Write the entries below out again exactly; any picture in them stays out.

[Stored data]
———
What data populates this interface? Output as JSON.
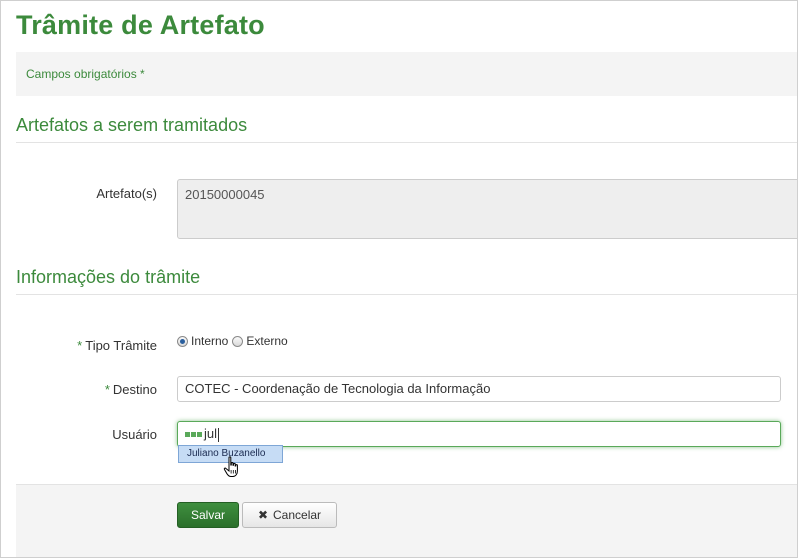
{
  "page": {
    "title": "Trâmite de Artefato",
    "required_note": "Campos obrigatórios *"
  },
  "section_artefatos": {
    "title": "Artefatos a serem tramitados",
    "label": "Artefato(s)",
    "value": "20150000045"
  },
  "section_info": {
    "title": "Informações do trâmite",
    "tipo_label": "Tipo Trâmite",
    "tipo_options": [
      "Interno",
      "Externo"
    ],
    "tipo_selected": "Interno",
    "destino_label": "Destino",
    "destino_value": "COTEC - Coordenação de Tecnologia da Informação",
    "usuario_label": "Usuário",
    "usuario_value": "jul",
    "required_mark": "*",
    "suggestion": "Juliano Buzanello"
  },
  "actions": {
    "save_label": "Salvar",
    "cancel_label": "Cancelar"
  },
  "colors": {
    "accent": "#3c8a3c",
    "focus": "#5aa95a",
    "suggestion_bg": "#c6dcf5"
  },
  "icons": [
    "radio-checked-icon",
    "radio-unchecked-icon",
    "loading-dots-icon",
    "hand-pointer-icon",
    "close-icon"
  ]
}
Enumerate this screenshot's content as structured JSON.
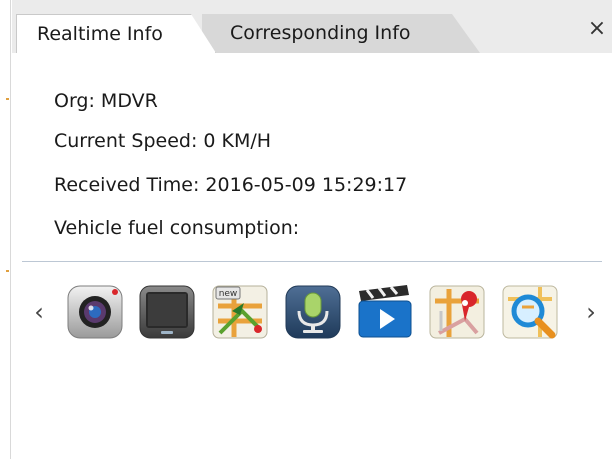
{
  "tabs": [
    {
      "label": "Realtime Info",
      "active": true
    },
    {
      "label": "Corresponding Info",
      "active": false
    }
  ],
  "close_glyph": "×",
  "info": {
    "org": "Org: MDVR",
    "speed": "Current Speed: 0 KM/H",
    "received_time": "Received Time: 2016-05-09 15:29:17",
    "fuel": "Vehicle fuel consumption:"
  },
  "toolbar": {
    "prev_glyph": "‹",
    "next_glyph": "›",
    "icons": [
      {
        "name": "camera-icon"
      },
      {
        "name": "monitor-icon"
      },
      {
        "name": "new-route-map-icon",
        "badge_text": "new"
      },
      {
        "name": "microphone-icon"
      },
      {
        "name": "video-playback-icon"
      },
      {
        "name": "map-pin-route-icon"
      },
      {
        "name": "map-search-icon"
      }
    ]
  },
  "colors": {
    "tab_strip": "#ebebeb",
    "inactive_tab": "#d8d8d8",
    "divider": "#bcc7d4",
    "text": "#1a1a1a"
  }
}
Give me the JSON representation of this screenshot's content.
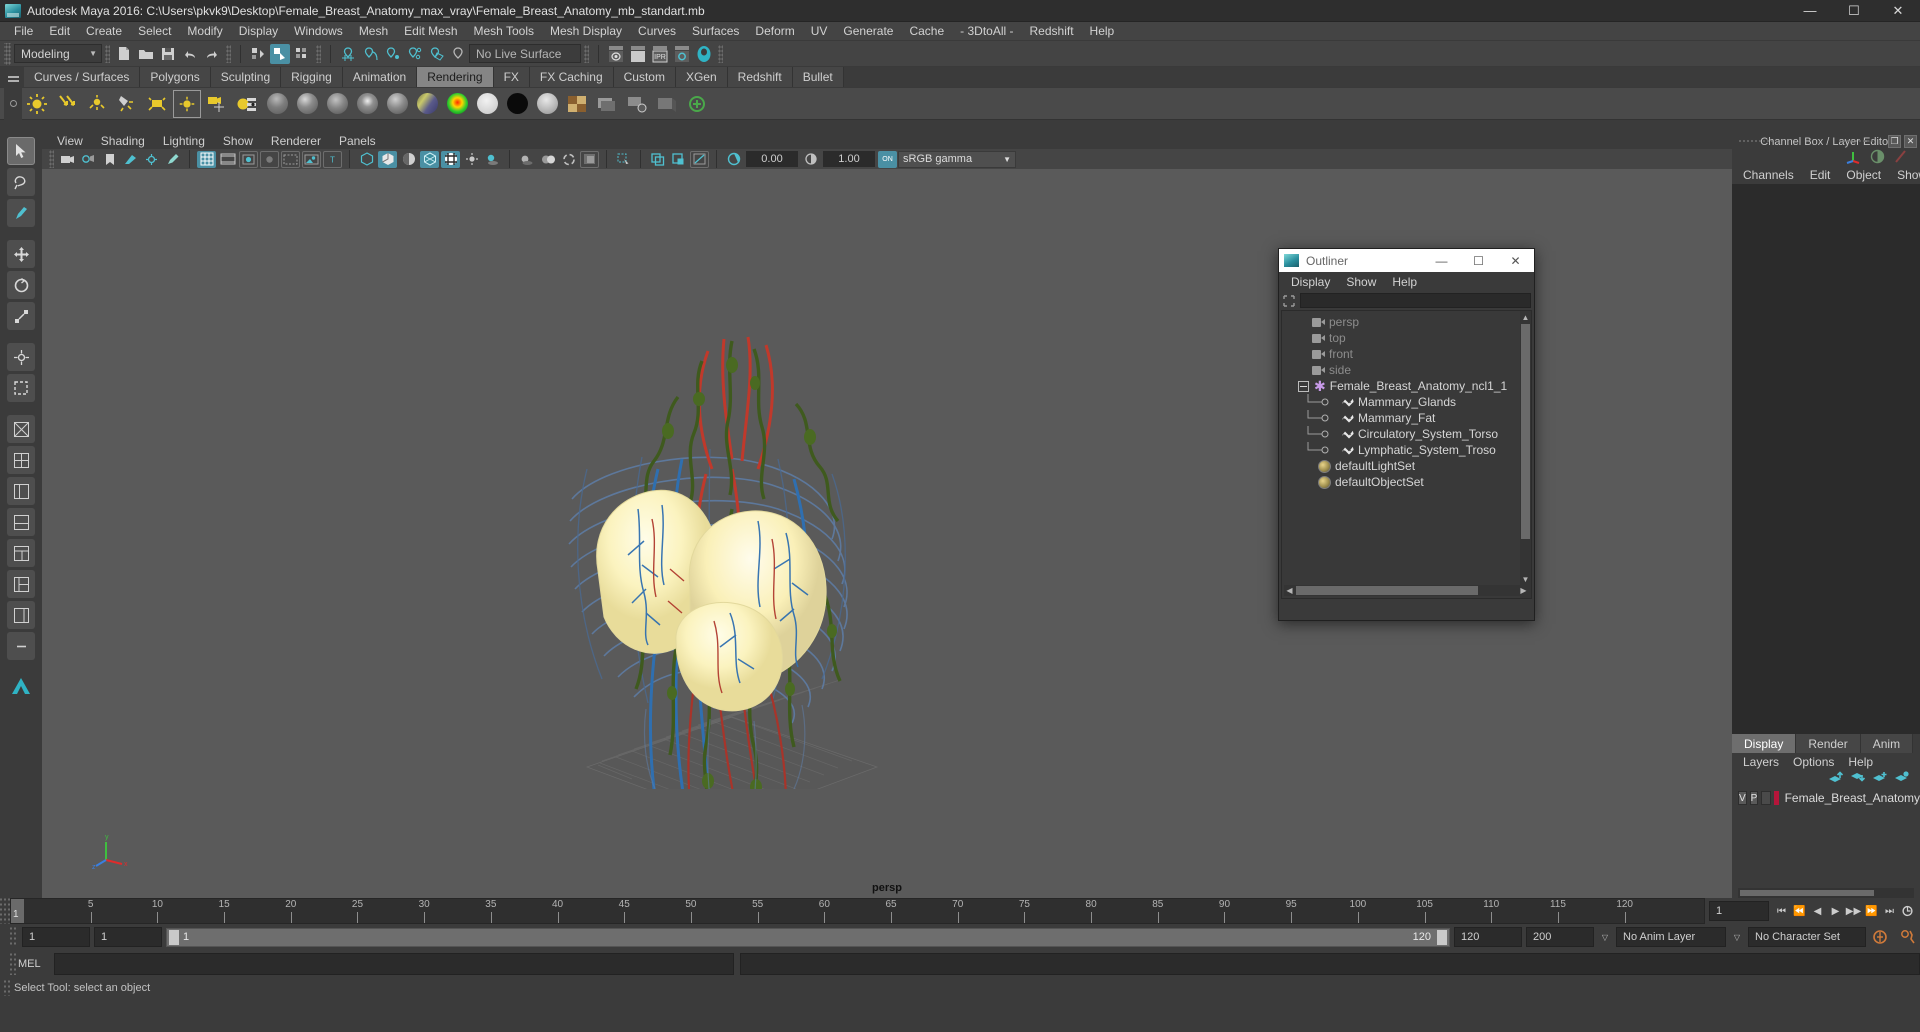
{
  "window": {
    "title": "Autodesk Maya 2016: C:\\Users\\pkvk9\\Desktop\\Female_Breast_Anatomy_max_vray\\Female_Breast_Anatomy_mb_standart.mb",
    "minimize": "—",
    "maximize": "☐",
    "close": "✕"
  },
  "menubar": {
    "items": [
      "File",
      "Edit",
      "Create",
      "Select",
      "Modify",
      "Display",
      "Windows",
      "Mesh",
      "Edit Mesh",
      "Mesh Tools",
      "Mesh Display",
      "Curves",
      "Surfaces",
      "Deform",
      "UV",
      "Generate",
      "Cache",
      "- 3DtoAll -",
      "Redshift",
      "Help"
    ]
  },
  "toolbar": {
    "menu_set": "Modeling",
    "menu_set_arrow": "▼",
    "live_surface": "No Live Surface",
    "ipr_label": "IPR"
  },
  "shelf": {
    "tabs": [
      "Curves / Surfaces",
      "Polygons",
      "Sculpting",
      "Rigging",
      "Animation",
      "Rendering",
      "FX",
      "FX Caching",
      "Custom",
      "XGen",
      "Redshift",
      "Bullet"
    ],
    "active_tab": "Rendering"
  },
  "viewport": {
    "menus": [
      "View",
      "Shading",
      "Lighting",
      "Show",
      "Renderer",
      "Panels"
    ],
    "exposure": "0.00",
    "gamma": "1.00",
    "view_transform": "sRGB gamma",
    "view_transform_arrow": "▼",
    "toggle_on_label": "ON",
    "camera_label": "persp",
    "axis_x": "x",
    "axis_y": "y",
    "axis_z": "z"
  },
  "outliner": {
    "title": "Outliner",
    "minimize": "—",
    "maximize": "☐",
    "close": "✕",
    "menus": [
      "Display",
      "Show",
      "Help"
    ],
    "search_value": "",
    "tree": [
      {
        "label": "persp",
        "type": "camera",
        "depth": 1,
        "dim": true
      },
      {
        "label": "top",
        "type": "camera",
        "depth": 1,
        "dim": true
      },
      {
        "label": "front",
        "type": "camera",
        "depth": 1,
        "dim": true
      },
      {
        "label": "side",
        "type": "camera",
        "depth": 1,
        "dim": true
      },
      {
        "label": "Female_Breast_Anatomy_ncl1_1",
        "type": "group",
        "depth": 0,
        "dim": false,
        "expanded": true
      },
      {
        "label": "Mammary_Glands",
        "type": "mesh",
        "depth": 2,
        "dim": false
      },
      {
        "label": "Mammary_Fat",
        "type": "mesh",
        "depth": 2,
        "dim": false
      },
      {
        "label": "Circulatory_System_Torso",
        "type": "mesh",
        "depth": 2,
        "dim": false
      },
      {
        "label": "Lymphatic_System_Troso",
        "type": "mesh",
        "depth": 2,
        "dim": false
      },
      {
        "label": "defaultLightSet",
        "type": "set",
        "depth": 1,
        "dim": false
      },
      {
        "label": "defaultObjectSet",
        "type": "set",
        "depth": 1,
        "dim": false
      }
    ]
  },
  "channel_box": {
    "title": "Channel Box / Layer Editor",
    "menus": [
      "Channels",
      "Edit",
      "Object",
      "Show"
    ],
    "restore": "❐",
    "close": "✕"
  },
  "layer_editor": {
    "tabs": [
      "Display",
      "Render",
      "Anim"
    ],
    "active_tab": "Display",
    "menus": [
      "Layers",
      "Options",
      "Help"
    ],
    "layers": [
      {
        "visibility": "V",
        "playback": "P",
        "color": "#b5153a",
        "name": "Female_Breast_Anatomy"
      }
    ]
  },
  "timeline": {
    "current_frame": "1",
    "current_frame_field": "1",
    "ticks": [
      5,
      10,
      15,
      20,
      25,
      30,
      35,
      40,
      45,
      50,
      55,
      60,
      65,
      70,
      75,
      80,
      85,
      90,
      95,
      100,
      105,
      110,
      115,
      120
    ],
    "playback_buttons": [
      "⏮",
      "⏪",
      "◀",
      "▶",
      "▶▶",
      "⏩",
      "⏭"
    ],
    "range_start": "1",
    "range_start2": "1",
    "range_bar_left": "1",
    "range_bar_right": "120",
    "range_end": "120",
    "playback_end": "200",
    "anim_layer": "No Anim Layer",
    "character_set": "No Character Set",
    "dropdown_arrow": "▽"
  },
  "command_line": {
    "language": "MEL",
    "command_value": "",
    "output_value": ""
  },
  "status": {
    "message": "Select Tool: select an object"
  },
  "colors": {
    "accent": "#4a90a4",
    "layer_swatch": "#b5153a",
    "viewport_bg": "#5a5a5a"
  }
}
———
EXERCISE SOLUTION:
What data populates this interface? Output as JSON.
{
  "page": {
    "title": "Trâmite de Artefato",
    "required_note": "Campos obrigatórios *"
  },
  "section_artefatos": {
    "title": "Artefatos a serem tramitados",
    "label": "Artefato(s)",
    "value": "20150000045"
  },
  "section_info": {
    "title": "Informações do trâmite",
    "tipo_label": "Tipo Trâmite",
    "tipo_options": [
      "Interno",
      "Externo"
    ],
    "tipo_selected": "Interno",
    "destino_label": "Destino",
    "destino_value": "COTEC - Coordenação de Tecnologia da Informação",
    "usuario_label": "Usuário",
    "usuario_value": "jul",
    "required_mark": "*",
    "suggestion": "Juliano Buzanello"
  },
  "actions": {
    "save_label": "Salvar",
    "cancel_label": "Cancelar"
  },
  "colors": {
    "accent": "#3c8a3c",
    "focus": "#5aa95a",
    "suggestion_bg": "#c6dcf5"
  },
  "icons": [
    "radio-checked-icon",
    "radio-unchecked-icon",
    "loading-dots-icon",
    "hand-pointer-icon",
    "close-icon"
  ]
}
Enumerate this screenshot's content as structured JSON.
{
  "tabs": [
    {
      "label": "Realtime Info",
      "active": true
    },
    {
      "label": "Corresponding Info",
      "active": false
    }
  ],
  "close_glyph": "×",
  "info": {
    "org": "Org: MDVR",
    "speed": "Current Speed: 0 KM/H",
    "received_time": "Received Time: 2016-05-09 15:29:17",
    "fuel": "Vehicle fuel consumption:"
  },
  "toolbar": {
    "prev_glyph": "‹",
    "next_glyph": "›",
    "icons": [
      {
        "name": "camera-icon"
      },
      {
        "name": "monitor-icon"
      },
      {
        "name": "new-route-map-icon",
        "badge_text": "new"
      },
      {
        "name": "microphone-icon"
      },
      {
        "name": "video-playback-icon"
      },
      {
        "name": "map-pin-route-icon"
      },
      {
        "name": "map-search-icon"
      }
    ]
  },
  "colors": {
    "tab_strip": "#ebebeb",
    "inactive_tab": "#d8d8d8",
    "divider": "#bcc7d4",
    "text": "#1a1a1a"
  }
}
Give me the JSON representation of this screenshot's content.
{
  "window": {
    "title": "Autodesk Maya 2016: C:\\Users\\pkvk9\\Desktop\\Female_Breast_Anatomy_max_vray\\Female_Breast_Anatomy_mb_standart.mb",
    "minimize": "—",
    "maximize": "☐",
    "close": "✕"
  },
  "menubar": {
    "items": [
      "File",
      "Edit",
      "Create",
      "Select",
      "Modify",
      "Display",
      "Windows",
      "Mesh",
      "Edit Mesh",
      "Mesh Tools",
      "Mesh Display",
      "Curves",
      "Surfaces",
      "Deform",
      "UV",
      "Generate",
      "Cache",
      "- 3DtoAll -",
      "Redshift",
      "Help"
    ]
  },
  "toolbar": {
    "menu_set": "Modeling",
    "menu_set_arrow": "▼",
    "live_surface": "No Live Surface",
    "ipr_label": "IPR"
  },
  "shelf": {
    "tabs": [
      "Curves / Surfaces",
      "Polygons",
      "Sculpting",
      "Rigging",
      "Animation",
      "Rendering",
      "FX",
      "FX Caching",
      "Custom",
      "XGen",
      "Redshift",
      "Bullet"
    ],
    "active_tab": "Rendering"
  },
  "viewport": {
    "menus": [
      "View",
      "Shading",
      "Lighting",
      "Show",
      "Renderer",
      "Panels"
    ],
    "exposure": "0.00",
    "gamma": "1.00",
    "view_transform": "sRGB gamma",
    "view_transform_arrow": "▼",
    "toggle_on_label": "ON",
    "camera_label": "persp",
    "axis_x": "x",
    "axis_y": "y",
    "axis_z": "z"
  },
  "outliner": {
    "title": "Outliner",
    "minimize": "—",
    "maximize": "☐",
    "close": "✕",
    "menus": [
      "Display",
      "Show",
      "Help"
    ],
    "search_value": "",
    "tree": [
      {
        "label": "persp",
        "type": "camera",
        "depth": 1,
        "dim": true
      },
      {
        "label": "top",
        "type": "camera",
        "depth": 1,
        "dim": true
      },
      {
        "label": "front",
        "type": "camera",
        "depth": 1,
        "dim": true
      },
      {
        "label": "side",
        "type": "camera",
        "depth": 1,
        "dim": true
      },
      {
        "label": "Female_Breast_Anatomy_ncl1_1",
        "type": "group",
        "depth": 0,
        "dim": false,
        "expanded": true
      },
      {
        "label": "Mammary_Glands",
        "type": "mesh",
        "depth": 2,
        "dim": false
      },
      {
        "label": "Mammary_Fat",
        "type": "mesh",
        "depth": 2,
        "dim": false
      },
      {
        "label": "Circulatory_System_Torso",
        "type": "mesh",
        "depth": 2,
        "dim": false
      },
      {
        "label": "Lymphatic_System_Troso",
        "type": "mesh",
        "depth": 2,
        "dim": false
      },
      {
        "label": "defaultLightSet",
        "type": "set",
        "depth": 1,
        "dim": false
      },
      {
        "label": "defaultObjectSet",
        "type": "set",
        "depth": 1,
        "dim": false
      }
    ]
  },
  "channel_box": {
    "title": "Channel Box / Layer Editor",
    "menus": [
      "Channels",
      "Edit",
      "Object",
      "Show"
    ],
    "restore": "❐",
    "close": "✕"
  },
  "layer_editor": {
    "tabs": [
      "Display",
      "Render",
      "Anim"
    ],
    "active_tab": "Display",
    "menus": [
      "Layers",
      "Options",
      "Help"
    ],
    "layers": [
      {
        "visibility": "V",
        "playback": "P",
        "color": "#b5153a",
        "name": "Female_Breast_Anatomy"
      }
    ]
  },
  "timeline": {
    "current_frame": "1",
    "current_frame_field": "1",
    "ticks": [
      5,
      10,
      15,
      20,
      25,
      30,
      35,
      40,
      45,
      50,
      55,
      60,
      65,
      70,
      75,
      80,
      85,
      90,
      95,
      100,
      105,
      110,
      115,
      120
    ],
    "playback_buttons": [
      "⏮",
      "⏪",
      "◀",
      "▶",
      "▶▶",
      "⏩",
      "⏭"
    ],
    "range_start": "1",
    "range_start2": "1",
    "range_bar_left": "1",
    "range_bar_right": "120",
    "range_end": "120",
    "playback_end": "200",
    "anim_layer": "No Anim Layer",
    "character_set": "No Character Set",
    "dropdown_arrow": "▽"
  },
  "command_line": {
    "language": "MEL",
    "command_value": "",
    "output_value": ""
  },
  "status": {
    "message": "Select Tool: select an object"
  },
  "colors": {
    "accent": "#4a90a4",
    "layer_swatch": "#b5153a",
    "viewport_bg": "#5a5a5a"
  }
}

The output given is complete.